__Description of the task__: Go through the entries below and pick out every line with "všechny".

__Task data__:
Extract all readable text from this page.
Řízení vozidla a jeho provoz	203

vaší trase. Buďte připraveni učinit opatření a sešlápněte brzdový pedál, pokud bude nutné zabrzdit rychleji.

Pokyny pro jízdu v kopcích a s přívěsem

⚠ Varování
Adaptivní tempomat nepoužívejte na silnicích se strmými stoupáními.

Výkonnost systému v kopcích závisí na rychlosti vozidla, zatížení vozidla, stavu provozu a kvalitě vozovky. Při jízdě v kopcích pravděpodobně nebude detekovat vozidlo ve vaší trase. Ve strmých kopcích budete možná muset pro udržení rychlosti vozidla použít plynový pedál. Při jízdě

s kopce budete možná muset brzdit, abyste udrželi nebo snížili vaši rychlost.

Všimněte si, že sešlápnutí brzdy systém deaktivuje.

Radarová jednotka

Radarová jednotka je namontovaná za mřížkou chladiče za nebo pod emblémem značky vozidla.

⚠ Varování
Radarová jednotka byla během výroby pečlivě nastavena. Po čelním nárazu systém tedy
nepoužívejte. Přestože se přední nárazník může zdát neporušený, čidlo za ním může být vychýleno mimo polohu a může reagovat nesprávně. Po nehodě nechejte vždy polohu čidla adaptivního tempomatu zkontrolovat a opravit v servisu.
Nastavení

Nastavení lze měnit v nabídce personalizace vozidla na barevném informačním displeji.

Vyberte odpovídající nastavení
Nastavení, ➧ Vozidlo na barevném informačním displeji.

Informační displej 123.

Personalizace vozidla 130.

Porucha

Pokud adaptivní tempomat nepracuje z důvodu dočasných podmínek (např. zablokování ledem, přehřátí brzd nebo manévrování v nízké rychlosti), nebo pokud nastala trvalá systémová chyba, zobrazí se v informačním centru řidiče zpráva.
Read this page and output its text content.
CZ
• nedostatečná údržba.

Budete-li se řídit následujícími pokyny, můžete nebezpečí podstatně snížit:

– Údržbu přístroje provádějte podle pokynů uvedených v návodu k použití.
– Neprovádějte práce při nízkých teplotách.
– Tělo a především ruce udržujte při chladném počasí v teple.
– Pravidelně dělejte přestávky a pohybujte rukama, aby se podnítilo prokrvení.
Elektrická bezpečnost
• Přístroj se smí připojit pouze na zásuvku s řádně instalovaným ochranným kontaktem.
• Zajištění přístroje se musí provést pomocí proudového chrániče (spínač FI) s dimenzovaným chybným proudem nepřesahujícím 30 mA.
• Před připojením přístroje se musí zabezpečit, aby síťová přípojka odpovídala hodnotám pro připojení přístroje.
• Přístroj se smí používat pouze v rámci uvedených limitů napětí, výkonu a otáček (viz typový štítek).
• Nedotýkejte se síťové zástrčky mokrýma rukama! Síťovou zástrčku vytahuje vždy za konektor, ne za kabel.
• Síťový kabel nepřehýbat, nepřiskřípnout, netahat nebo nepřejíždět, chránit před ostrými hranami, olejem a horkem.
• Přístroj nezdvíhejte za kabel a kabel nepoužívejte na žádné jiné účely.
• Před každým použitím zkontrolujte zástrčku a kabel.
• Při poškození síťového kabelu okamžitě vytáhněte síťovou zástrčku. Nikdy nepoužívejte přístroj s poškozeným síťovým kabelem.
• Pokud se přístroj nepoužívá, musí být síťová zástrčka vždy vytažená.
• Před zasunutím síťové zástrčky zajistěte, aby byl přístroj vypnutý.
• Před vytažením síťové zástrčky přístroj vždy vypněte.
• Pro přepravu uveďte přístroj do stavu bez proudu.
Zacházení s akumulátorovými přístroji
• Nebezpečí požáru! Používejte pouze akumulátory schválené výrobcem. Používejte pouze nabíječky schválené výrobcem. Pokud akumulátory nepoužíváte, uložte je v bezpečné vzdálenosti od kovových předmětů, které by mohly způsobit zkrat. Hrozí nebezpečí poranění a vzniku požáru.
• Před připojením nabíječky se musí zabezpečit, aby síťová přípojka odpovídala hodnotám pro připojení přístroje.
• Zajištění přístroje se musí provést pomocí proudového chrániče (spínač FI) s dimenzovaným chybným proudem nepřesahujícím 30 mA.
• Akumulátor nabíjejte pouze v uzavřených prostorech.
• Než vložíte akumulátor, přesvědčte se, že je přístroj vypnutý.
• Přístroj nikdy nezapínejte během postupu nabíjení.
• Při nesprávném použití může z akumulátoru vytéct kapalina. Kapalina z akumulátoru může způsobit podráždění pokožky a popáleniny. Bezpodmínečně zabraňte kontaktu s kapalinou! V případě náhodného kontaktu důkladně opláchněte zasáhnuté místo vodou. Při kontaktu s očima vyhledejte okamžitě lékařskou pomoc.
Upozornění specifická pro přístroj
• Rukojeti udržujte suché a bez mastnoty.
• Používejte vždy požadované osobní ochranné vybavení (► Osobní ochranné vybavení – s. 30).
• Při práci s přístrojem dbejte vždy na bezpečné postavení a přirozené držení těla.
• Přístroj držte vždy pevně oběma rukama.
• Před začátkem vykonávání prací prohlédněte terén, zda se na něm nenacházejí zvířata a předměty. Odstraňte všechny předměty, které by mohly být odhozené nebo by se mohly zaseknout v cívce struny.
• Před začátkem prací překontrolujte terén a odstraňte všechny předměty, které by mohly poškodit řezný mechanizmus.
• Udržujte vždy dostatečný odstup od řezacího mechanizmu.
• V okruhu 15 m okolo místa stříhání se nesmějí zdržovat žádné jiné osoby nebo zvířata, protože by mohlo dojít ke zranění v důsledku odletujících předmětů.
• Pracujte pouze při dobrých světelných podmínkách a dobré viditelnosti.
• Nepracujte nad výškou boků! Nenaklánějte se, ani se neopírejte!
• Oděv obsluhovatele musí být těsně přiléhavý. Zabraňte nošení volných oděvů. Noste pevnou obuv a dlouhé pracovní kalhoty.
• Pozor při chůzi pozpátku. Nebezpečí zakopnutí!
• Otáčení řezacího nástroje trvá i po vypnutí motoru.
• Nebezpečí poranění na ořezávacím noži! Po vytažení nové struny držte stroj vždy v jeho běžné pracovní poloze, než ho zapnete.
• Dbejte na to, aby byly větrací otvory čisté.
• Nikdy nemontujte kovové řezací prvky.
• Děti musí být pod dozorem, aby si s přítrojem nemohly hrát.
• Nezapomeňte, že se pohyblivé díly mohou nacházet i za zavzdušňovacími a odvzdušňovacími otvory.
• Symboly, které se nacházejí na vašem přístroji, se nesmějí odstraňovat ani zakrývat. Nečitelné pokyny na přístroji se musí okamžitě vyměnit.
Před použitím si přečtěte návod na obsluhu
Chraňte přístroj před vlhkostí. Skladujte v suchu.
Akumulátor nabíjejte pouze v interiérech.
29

__Finished answer__:
• Před začátkem vykonávání prací prohlédněte terén, zda se na něm nenacházejí zvířata a předměty. Odstraňte všechny předměty, které by mohly být odhozené nebo by se mohly zaseknout v cívce struny.
• Před začátkem prací překontrolujte terén a odstraňte všechny předměty, které by mohly poškodit řezný mechanizmus.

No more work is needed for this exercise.